**DIRECTION:**
Report each line of the data that includes the word "Services".

═════ ITEMS

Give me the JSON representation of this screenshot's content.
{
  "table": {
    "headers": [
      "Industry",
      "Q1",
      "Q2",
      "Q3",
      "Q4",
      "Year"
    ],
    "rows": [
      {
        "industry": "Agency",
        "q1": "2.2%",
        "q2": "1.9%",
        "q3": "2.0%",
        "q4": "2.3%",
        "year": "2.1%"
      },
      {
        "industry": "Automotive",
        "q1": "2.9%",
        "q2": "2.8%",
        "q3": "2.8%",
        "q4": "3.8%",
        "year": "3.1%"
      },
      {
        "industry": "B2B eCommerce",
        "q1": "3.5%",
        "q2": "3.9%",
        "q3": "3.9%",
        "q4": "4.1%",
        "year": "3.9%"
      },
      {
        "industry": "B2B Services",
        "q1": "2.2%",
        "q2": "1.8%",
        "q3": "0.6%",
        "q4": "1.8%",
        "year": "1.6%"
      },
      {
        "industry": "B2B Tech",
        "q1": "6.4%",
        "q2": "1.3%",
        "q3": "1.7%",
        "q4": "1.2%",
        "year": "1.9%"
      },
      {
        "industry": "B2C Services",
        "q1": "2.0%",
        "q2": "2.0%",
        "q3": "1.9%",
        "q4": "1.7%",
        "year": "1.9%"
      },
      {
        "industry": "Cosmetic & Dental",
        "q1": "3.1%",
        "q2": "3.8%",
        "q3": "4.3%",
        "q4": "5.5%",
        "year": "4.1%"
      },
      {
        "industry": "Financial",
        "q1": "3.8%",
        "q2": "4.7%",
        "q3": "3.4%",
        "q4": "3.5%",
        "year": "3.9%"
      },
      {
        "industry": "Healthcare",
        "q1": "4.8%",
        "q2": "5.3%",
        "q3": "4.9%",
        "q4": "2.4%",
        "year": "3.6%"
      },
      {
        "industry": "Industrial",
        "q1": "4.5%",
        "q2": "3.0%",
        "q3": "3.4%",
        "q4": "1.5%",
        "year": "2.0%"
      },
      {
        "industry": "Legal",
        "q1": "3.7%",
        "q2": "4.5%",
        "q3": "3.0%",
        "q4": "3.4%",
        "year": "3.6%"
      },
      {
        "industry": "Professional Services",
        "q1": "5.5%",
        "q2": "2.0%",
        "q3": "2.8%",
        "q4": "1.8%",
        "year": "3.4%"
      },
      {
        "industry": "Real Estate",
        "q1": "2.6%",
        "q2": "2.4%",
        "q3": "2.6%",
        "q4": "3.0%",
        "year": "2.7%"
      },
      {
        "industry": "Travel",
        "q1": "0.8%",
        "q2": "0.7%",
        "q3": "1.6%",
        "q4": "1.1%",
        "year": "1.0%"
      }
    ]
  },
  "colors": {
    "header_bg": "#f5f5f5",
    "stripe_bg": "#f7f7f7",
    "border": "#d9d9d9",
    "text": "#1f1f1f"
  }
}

══════════

**RESULT OF THE EXERCISE:**
        "industry": "B2B Services",
        "industry": "B2C Services",
        "industry": "Professional Services",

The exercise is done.